Records excerpted from a collection:
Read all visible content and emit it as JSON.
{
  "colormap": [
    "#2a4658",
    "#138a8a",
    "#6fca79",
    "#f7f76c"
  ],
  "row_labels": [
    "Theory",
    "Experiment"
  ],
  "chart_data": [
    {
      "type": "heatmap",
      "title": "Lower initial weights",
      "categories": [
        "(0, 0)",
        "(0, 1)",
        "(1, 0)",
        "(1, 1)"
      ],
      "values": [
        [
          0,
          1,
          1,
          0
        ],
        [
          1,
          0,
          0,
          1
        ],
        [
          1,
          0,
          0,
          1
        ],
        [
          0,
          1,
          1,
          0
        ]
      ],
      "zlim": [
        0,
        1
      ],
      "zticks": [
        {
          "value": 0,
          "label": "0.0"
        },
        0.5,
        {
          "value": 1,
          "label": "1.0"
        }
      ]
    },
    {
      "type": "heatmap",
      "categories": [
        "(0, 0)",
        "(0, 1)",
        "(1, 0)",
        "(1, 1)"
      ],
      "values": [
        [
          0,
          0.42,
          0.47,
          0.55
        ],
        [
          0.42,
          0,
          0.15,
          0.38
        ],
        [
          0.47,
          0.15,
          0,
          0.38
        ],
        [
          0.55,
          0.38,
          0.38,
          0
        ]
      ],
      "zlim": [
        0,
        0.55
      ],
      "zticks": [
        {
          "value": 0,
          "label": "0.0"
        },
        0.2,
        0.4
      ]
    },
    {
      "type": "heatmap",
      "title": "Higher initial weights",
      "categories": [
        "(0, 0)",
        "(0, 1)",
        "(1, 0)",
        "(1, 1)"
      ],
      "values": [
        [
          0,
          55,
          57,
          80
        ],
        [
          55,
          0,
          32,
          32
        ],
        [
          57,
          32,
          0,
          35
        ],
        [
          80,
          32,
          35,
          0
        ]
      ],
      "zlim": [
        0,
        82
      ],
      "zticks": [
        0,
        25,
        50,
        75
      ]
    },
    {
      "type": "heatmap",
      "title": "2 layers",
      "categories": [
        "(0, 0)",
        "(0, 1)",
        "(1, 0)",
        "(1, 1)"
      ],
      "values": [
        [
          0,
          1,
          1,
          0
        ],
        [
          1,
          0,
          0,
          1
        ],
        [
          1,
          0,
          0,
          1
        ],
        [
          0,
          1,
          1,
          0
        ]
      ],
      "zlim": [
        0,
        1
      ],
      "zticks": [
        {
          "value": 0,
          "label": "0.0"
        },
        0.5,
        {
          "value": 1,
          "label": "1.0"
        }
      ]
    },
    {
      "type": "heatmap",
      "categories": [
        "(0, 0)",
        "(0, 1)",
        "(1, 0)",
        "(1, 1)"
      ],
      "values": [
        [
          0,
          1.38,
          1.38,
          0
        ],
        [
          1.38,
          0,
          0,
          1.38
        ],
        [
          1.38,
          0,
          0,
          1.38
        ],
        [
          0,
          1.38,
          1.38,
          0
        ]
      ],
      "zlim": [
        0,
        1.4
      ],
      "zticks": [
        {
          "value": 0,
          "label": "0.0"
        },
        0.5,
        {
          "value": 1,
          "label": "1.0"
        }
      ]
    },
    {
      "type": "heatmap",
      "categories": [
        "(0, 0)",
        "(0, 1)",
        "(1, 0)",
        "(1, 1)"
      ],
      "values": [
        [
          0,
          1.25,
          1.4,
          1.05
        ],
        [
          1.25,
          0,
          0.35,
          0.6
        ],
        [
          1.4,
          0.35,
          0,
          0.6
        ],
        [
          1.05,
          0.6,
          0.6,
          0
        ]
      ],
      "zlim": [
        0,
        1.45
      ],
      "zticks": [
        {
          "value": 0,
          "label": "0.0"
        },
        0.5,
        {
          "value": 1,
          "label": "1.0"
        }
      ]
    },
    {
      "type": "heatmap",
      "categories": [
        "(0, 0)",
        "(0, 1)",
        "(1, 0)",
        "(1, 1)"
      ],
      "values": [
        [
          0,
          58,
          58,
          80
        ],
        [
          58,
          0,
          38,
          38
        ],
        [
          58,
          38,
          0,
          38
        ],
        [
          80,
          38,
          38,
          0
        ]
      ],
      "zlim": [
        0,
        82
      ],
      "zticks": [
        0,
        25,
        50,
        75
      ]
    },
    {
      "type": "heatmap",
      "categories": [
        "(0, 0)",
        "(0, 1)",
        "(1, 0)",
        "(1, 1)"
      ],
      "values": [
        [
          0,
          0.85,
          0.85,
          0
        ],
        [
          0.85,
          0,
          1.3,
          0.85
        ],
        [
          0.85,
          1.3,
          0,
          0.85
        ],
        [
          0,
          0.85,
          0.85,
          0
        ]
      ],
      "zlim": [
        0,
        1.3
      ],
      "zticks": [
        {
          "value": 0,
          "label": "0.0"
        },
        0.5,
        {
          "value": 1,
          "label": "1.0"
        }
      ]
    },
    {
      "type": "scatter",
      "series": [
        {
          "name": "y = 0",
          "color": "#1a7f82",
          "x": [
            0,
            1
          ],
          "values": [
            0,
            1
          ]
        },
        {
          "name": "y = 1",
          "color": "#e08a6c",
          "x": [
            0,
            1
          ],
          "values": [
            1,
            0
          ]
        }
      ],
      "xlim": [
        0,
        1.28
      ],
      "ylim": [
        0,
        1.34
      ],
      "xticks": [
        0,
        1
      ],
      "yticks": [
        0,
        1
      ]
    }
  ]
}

Your goal:
Set all of the records down again, exactly as they stand.

Answer to the task:
Read all visible content and emit it as JSON.
{
  "colormap": [
    "#2a4658",
    "#138a8a",
    "#6fca79",
    "#f7f76c"
  ],
  "row_labels": [
    "Theory",
    "Experiment"
  ],
  "chart_data": [
    {
      "type": "heatmap",
      "title": "Lower initial weights",
      "categories": [
        "(0, 0)",
        "(0, 1)",
        "(1, 0)",
        "(1, 1)"
      ],
      "values": [
        [
          0,
          1,
          1,
          0
        ],
        [
          1,
          0,
          0,
          1
        ],
        [
          1,
          0,
          0,
          1
        ],
        [
          0,
          1,
          1,
          0
        ]
      ],
      "zlim": [
        0,
        1
      ],
      "zticks": [
        {
          "value": 0,
          "label": "0.0"
        },
        0.5,
        {
          "value": 1,
          "label": "1.0"
        }
      ]
    },
    {
      "type": "heatmap",
      "categories": [
        "(0, 0)",
        "(0, 1)",
        "(1, 0)",
        "(1, 1)"
      ],
      "values": [
        [
          0,
          0.42,
          0.47,
          0.55
        ],
        [
          0.42,
          0,
          0.15,
          0.38
        ],
        [
          0.47,
          0.15,
          0,
          0.38
        ],
        [
          0.55,
          0.38,
          0.38,
          0
        ]
      ],
      "zlim": [
        0,
        0.55
      ],
      "zticks": [
        {
          "value": 0,
          "label": "0.0"
        },
        0.2,
        0.4
      ]
    },
    {
      "type": "heatmap",
      "title": "Higher initial weights",
      "categories": [
        "(0, 0)",
        "(0, 1)",
        "(1, 0)",
        "(1, 1)"
      ],
      "values": [
        [
          0,
          55,
          57,
          80
        ],
        [
          55,
          0,
          32,
          32
        ],
        [
          57,
          32,
          0,
          35
        ],
        [
          80,
          32,
          35,
          0
        ]
      ],
      "zlim": [
        0,
        82
      ],
      "zticks": [
        0,
        25,
        50,
        75
      ]
    },
    {
      "type": "heatmap",
      "title": "2 layers",
      "categories": [
        "(0, 0)",
        "(0, 1)",
        "(1, 0)",
        "(1, 1)"
      ],
      "values": [
        [
          0,
          1,
          1,
          0
        ],
        [
          1,
          0,
          0,
          1
        ],
        [
          1,
          0,
          0,
          1
        ],
        [
          0,
          1,
          1,
          0
        ]
      ],
      "zlim": [
        0,
        1
      ],
      "zticks": [
        {
          "value": 0,
          "label": "0.0"
        },
        0.5,
        {
          "value": 1,
          "label": "1.0"
        }
      ]
    },
    {
      "type": "heatmap",
      "categories": [
        "(0, 0)",
        "(0, 1)",
        "(1, 0)",
        "(1, 1)"
      ],
      "values": [
        [
          0,
          1.38,
          1.38,
          0
        ],
        [
          1.38,
          0,
          0,
          1.38
        ],
        [
          1.38,
          0,
          0,
          1.38
        ],
        [
          0,
          1.38,
          1.38,
          0
        ]
      ],
      "zlim": [
        0,
        1.4
      ],
      "zticks": [
        {
          "value": 0,
          "label": "0.0"
        },
        0.5,
        {
          "value": 1,
          "label": "1.0"
        }
      ]
    },
    {
      "type": "heatmap",
      "categories": [
        "(0, 0)",
        "(0, 1)",
        "(1, 0)",
        "(1, 1)"
      ],
      "values": [
        [
          0,
          1.25,
          1.4,
          1.05
        ],
        [
          1.25,
          0,
          0.35,
          0.6
        ],
        [
          1.4,
          0.35,
          0,
          0.6
        ],
        [
          1.05,
          0.6,
          0.6,
          0
        ]
      ],
      "zlim": [
        0,
        1.45
      ],
      "zticks": [
        {
          "value": 0,
          "label": "0.0"
        },
        0.5,
        {
          "value": 1,
          "label": "1.0"
        }
      ]
    },
    {
      "type": "heatmap",
      "categories": [
        "(0, 0)",
        "(0, 1)",
        "(1, 0)",
        "(1, 1)"
      ],
      "values": [
        [
          0,
          58,
          58,
          80
        ],
        [
          58,
          0,
          38,
          38
        ],
        [
          58,
          38,
          0,
          38
        ],
        [
          80,
          38,
          38,
          0
        ]
      ],
      "zlim": [
        0,
        82
      ],
      "zticks": [
        0,
        25,
        50,
        75
      ]
    },
    {
      "type": "heatmap",
      "categories": [
        "(0, 0)",
        "(0, 1)",
        "(1, 0)",
        "(1, 1)"
      ],
      "values": [
        [
          0,
          0.85,
          0.85,
          0
        ],
        [
          0.85,
          0,
          1.3,
          0.85
        ],
        [
          0.85,
          1.3,
          0,
          0.85
        ],
        [
          0,
          0.85,
          0.85,
          0
        ]
      ],
      "zlim": [
        0,
        1.3
      ],
      "zticks": [
        {
          "value": 0,
          "label": "0.0"
        },
        0.5,
        {
          "value": 1,
          "label": "1.0"
        }
      ]
    },
    {
      "type": "scatter",
      "series": [
        {
          "name": "y = 0",
          "color": "#1a7f82",
          "x": [
            0,
            1
          ],
          "values": [
            0,
            1
          ]
        },
        {
          "name": "y = 1",
          "color": "#e08a6c",
          "x": [
            0,
            1
          ],
          "values": [
            1,
            0
          ]
        }
      ],
      "xlim": [
        0,
        1.28
      ],
      "ylim": [
        0,
        1.34
      ],
      "xticks": [
        0,
        1
      ],
      "yticks": [
        0,
        1
      ]
    }
  ]
}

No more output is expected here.